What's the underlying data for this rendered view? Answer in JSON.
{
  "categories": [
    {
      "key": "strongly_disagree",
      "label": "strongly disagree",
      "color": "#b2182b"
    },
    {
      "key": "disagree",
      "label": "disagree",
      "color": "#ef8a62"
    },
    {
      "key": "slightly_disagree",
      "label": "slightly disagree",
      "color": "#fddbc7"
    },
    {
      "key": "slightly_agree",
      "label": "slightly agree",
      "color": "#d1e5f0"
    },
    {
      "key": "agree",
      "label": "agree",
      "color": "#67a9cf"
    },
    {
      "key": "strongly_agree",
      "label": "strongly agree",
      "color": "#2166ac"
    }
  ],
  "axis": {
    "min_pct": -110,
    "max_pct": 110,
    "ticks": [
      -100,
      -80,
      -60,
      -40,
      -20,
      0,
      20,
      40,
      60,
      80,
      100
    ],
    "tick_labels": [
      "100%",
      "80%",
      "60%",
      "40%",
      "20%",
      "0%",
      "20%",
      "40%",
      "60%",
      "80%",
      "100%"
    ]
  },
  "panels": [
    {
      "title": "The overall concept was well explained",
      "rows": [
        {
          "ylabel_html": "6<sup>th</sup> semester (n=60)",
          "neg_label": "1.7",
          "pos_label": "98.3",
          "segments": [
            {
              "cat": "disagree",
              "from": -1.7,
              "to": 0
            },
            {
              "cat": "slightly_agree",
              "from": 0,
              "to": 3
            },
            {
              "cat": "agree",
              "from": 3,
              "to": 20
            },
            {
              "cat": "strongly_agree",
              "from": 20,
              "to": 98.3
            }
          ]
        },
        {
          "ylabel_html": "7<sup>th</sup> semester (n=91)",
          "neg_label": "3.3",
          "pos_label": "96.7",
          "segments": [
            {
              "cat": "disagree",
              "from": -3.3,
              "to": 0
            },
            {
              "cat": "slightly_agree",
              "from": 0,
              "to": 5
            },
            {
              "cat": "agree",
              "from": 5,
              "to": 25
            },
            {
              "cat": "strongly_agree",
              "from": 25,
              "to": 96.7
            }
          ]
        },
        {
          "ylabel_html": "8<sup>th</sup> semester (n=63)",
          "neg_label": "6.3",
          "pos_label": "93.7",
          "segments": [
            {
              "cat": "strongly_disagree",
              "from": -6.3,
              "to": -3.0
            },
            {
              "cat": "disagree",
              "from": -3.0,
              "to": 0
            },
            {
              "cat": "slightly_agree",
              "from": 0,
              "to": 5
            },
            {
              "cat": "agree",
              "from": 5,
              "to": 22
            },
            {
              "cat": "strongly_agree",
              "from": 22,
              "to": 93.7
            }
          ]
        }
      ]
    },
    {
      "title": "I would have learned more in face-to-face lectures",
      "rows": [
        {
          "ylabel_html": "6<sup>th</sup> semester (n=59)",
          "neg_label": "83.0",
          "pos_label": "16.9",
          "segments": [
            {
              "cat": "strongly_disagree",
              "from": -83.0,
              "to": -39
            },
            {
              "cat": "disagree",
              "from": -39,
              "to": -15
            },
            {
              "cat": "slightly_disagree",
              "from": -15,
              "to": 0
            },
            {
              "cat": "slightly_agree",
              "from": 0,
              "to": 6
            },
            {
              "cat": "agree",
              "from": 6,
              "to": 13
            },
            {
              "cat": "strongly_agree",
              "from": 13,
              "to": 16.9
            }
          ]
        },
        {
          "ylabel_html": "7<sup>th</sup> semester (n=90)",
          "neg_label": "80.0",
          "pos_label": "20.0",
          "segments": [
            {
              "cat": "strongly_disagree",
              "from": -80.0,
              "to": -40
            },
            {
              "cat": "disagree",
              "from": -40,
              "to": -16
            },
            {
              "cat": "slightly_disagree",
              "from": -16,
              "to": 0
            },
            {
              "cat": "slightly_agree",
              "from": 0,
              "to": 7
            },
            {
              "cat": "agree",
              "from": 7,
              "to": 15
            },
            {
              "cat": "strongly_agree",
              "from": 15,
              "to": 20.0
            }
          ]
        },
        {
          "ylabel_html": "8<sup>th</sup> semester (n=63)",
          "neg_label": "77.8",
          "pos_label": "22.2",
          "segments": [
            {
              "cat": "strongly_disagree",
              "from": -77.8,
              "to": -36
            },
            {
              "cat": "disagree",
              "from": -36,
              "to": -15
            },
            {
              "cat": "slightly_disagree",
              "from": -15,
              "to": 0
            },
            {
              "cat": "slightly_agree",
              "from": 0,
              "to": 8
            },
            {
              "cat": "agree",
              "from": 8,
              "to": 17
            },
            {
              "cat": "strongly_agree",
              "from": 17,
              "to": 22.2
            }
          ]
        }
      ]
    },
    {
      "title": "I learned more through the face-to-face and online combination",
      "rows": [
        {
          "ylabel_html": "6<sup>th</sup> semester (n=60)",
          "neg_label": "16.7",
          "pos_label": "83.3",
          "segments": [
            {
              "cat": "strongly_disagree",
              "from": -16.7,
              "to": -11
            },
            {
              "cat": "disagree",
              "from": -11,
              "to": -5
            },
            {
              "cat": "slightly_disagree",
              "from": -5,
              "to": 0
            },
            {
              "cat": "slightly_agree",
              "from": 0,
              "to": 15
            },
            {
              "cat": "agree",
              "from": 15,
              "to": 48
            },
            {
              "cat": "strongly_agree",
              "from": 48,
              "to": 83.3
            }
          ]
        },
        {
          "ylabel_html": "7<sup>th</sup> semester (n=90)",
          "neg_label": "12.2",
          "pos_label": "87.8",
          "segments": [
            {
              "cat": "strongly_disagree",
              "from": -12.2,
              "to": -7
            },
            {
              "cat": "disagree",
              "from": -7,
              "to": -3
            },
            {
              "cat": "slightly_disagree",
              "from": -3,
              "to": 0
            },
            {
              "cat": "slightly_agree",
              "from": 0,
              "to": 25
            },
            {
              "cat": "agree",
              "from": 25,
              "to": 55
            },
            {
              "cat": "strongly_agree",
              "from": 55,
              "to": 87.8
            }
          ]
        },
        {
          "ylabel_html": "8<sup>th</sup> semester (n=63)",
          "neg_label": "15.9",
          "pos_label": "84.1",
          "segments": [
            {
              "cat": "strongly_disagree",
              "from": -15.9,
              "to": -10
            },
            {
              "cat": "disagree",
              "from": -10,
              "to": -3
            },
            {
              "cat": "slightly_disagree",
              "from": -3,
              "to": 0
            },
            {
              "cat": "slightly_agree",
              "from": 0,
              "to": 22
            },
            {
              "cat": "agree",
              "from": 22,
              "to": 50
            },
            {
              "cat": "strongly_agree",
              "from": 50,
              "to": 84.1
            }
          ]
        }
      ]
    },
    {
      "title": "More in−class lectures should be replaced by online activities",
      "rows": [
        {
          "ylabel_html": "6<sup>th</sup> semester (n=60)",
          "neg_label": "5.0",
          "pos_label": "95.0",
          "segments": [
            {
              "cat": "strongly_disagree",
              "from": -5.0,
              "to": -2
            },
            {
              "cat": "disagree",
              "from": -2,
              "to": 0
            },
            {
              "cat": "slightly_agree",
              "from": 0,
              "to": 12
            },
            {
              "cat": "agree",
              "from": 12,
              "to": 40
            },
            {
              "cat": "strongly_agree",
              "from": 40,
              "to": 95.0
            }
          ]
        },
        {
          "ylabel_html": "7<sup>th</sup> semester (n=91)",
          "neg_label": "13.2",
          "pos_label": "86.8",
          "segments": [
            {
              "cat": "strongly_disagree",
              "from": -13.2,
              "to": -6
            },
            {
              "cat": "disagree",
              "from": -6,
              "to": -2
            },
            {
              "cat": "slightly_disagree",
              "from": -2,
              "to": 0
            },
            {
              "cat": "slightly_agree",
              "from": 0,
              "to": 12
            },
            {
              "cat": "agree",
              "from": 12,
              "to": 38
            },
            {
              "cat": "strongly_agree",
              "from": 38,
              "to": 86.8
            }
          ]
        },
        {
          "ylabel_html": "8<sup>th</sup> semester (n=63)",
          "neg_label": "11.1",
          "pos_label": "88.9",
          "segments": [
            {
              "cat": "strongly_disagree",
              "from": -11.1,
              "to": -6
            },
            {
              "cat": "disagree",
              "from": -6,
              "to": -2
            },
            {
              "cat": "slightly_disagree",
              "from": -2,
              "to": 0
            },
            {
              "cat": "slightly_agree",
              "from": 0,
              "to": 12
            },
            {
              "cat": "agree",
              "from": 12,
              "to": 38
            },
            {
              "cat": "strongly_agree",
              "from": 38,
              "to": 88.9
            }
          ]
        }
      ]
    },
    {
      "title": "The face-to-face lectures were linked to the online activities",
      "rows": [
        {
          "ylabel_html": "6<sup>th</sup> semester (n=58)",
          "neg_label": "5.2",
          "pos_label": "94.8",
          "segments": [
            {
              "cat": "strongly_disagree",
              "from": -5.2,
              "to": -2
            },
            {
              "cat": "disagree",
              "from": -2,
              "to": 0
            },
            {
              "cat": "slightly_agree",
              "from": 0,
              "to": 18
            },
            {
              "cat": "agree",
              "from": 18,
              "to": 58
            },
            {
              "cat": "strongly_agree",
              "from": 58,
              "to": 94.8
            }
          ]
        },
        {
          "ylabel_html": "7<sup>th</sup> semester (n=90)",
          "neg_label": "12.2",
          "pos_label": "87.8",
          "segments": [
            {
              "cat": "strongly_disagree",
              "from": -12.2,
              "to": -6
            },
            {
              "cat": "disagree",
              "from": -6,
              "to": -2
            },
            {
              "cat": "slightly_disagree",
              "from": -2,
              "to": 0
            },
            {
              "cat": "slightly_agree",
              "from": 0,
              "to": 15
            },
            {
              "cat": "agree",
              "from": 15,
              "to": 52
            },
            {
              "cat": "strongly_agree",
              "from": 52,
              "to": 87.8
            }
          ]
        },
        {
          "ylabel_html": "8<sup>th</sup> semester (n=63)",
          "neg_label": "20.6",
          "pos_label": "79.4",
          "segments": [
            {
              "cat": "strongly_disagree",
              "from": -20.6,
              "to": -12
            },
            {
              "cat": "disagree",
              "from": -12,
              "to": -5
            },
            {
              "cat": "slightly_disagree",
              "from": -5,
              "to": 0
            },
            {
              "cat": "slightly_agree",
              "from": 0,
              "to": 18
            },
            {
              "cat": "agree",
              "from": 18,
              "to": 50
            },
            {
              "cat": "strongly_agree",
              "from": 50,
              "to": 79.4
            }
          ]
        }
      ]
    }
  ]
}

◆ ◆ ◆ ◆

• EXERCISE DIRECTIONS
Go through the listing above line by line and say how many lines hold the word "lectures". Reply with that number only.

• SOLUTION FOR THIS TASK
3